▸ ITEMS
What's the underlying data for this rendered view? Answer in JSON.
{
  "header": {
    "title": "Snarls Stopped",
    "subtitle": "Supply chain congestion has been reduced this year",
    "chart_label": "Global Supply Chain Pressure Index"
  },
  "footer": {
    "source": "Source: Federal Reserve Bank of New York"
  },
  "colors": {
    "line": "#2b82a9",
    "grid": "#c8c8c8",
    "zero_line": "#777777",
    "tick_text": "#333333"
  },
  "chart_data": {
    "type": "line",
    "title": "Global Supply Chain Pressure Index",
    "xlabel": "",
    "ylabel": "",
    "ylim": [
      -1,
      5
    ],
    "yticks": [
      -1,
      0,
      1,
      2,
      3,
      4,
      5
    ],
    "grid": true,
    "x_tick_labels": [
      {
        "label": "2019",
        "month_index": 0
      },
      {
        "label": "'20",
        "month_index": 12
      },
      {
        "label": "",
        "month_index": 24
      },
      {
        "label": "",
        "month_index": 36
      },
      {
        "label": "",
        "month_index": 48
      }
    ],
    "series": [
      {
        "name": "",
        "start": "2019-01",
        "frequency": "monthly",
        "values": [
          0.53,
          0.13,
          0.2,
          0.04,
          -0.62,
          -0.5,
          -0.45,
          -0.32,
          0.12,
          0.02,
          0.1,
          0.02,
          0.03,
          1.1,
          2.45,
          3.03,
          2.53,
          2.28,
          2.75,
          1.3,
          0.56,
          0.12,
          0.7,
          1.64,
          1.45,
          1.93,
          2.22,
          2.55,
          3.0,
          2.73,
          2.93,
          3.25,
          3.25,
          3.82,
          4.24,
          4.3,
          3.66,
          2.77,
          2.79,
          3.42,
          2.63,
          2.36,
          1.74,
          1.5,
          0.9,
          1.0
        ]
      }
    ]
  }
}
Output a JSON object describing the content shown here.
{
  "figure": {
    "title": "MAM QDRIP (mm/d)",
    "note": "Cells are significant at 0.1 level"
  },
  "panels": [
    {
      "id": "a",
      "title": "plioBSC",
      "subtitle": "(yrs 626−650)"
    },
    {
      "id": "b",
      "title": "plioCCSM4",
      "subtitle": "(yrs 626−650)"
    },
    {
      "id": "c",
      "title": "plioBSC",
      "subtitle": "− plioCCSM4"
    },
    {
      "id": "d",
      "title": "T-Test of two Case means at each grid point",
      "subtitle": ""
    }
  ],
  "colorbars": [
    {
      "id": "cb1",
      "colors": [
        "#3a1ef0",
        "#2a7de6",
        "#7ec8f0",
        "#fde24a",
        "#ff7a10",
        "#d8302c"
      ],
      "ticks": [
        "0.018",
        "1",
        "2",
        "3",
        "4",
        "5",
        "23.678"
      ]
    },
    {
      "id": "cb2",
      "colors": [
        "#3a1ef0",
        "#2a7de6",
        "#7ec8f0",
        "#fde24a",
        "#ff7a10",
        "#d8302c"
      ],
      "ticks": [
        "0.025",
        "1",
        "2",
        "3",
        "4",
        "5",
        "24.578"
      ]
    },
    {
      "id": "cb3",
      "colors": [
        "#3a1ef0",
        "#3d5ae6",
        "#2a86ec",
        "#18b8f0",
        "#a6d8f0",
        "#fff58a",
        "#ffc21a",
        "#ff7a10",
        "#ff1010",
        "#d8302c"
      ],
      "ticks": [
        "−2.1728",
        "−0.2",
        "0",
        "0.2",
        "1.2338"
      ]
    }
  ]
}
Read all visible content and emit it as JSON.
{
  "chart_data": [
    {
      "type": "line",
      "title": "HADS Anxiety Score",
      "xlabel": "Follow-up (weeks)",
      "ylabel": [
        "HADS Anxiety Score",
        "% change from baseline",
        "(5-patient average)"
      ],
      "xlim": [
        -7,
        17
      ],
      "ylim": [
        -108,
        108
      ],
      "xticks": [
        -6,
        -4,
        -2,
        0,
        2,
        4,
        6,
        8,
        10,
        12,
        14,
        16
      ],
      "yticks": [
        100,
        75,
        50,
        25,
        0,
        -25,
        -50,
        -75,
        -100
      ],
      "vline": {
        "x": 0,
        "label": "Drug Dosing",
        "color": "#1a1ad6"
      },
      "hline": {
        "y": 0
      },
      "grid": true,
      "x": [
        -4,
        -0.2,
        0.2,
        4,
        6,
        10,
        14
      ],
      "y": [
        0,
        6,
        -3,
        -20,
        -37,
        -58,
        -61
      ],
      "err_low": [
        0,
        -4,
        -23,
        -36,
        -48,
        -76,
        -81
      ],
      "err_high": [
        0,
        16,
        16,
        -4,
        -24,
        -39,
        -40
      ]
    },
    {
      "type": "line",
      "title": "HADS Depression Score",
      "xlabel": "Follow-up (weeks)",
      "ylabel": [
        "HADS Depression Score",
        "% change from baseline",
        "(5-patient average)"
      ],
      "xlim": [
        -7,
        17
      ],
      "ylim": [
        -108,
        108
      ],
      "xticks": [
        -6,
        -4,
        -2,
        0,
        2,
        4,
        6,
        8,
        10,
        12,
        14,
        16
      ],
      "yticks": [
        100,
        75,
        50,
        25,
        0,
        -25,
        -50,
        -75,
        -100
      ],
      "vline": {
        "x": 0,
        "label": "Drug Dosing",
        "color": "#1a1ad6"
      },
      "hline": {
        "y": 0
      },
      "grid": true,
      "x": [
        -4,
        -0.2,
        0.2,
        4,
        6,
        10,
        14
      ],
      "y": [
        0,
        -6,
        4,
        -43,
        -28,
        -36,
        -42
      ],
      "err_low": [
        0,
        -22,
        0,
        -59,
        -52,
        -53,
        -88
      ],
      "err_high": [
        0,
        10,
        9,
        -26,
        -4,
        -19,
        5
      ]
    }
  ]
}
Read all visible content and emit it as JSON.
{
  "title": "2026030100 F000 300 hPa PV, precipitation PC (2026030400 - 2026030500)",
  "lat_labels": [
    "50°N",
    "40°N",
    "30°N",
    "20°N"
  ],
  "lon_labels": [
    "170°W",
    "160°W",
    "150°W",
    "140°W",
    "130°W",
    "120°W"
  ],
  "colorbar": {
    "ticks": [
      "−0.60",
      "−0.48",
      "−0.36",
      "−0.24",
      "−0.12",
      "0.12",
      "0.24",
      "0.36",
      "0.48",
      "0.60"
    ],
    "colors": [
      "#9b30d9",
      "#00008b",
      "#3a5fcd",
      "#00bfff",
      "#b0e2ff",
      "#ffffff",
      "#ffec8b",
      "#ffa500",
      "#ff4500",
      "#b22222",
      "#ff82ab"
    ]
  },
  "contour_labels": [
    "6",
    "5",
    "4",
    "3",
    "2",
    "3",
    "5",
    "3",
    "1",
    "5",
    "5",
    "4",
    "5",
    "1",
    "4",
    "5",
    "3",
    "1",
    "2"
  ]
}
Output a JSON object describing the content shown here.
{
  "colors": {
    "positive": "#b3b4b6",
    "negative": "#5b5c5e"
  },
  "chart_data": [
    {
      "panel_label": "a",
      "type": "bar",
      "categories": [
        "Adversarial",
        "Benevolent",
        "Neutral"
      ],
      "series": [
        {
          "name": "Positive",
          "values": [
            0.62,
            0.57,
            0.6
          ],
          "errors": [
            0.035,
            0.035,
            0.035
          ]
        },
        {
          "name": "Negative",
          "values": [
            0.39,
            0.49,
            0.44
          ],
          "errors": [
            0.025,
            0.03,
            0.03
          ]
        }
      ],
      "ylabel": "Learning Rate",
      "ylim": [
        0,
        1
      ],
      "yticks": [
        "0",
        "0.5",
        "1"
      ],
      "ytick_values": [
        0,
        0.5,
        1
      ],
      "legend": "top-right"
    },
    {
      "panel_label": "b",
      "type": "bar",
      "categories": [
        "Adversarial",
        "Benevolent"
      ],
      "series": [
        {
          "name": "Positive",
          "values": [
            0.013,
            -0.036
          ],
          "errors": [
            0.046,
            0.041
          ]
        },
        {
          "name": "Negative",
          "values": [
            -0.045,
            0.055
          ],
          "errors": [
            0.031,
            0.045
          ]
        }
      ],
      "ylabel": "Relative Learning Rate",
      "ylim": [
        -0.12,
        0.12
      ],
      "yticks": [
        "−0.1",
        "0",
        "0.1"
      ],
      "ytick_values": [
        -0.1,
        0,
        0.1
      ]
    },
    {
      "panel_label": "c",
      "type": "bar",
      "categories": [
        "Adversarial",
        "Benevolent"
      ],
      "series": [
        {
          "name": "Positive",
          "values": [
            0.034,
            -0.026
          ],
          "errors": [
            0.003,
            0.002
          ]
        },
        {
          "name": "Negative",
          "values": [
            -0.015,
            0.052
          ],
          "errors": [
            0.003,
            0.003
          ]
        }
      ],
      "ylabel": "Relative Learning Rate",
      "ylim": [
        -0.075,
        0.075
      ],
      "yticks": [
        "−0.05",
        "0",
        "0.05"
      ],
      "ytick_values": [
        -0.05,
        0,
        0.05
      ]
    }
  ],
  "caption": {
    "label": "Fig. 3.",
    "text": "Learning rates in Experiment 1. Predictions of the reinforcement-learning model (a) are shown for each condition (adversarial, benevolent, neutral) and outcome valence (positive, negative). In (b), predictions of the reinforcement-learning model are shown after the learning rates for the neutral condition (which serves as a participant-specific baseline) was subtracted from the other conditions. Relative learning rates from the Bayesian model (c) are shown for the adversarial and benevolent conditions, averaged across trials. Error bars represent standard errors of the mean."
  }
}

▸ WHAT THE TASK ASKS
Which lines hold the string "each"? Copy all of them from the data above.

▸ RESPONSE
      "title": "T-Test of two Case means at each grid point",
    "text": "Learning rates in Experiment 1. Predictions of the reinforcement-learning model (a) are shown for each condition (adversarial, benevolent, neutral) and outcome valence (positive, negative). In (b), predictions of the reinforcement-learning model are shown after the learning rates for the neutral condition (which serves as a participant-specific baseline) was subtracted from the other conditions. Relative learning rates from the Bayesian model (c) are shown for the adversarial and benevolent conditions, averaged across trials. Error bars represent standard errors of the mean."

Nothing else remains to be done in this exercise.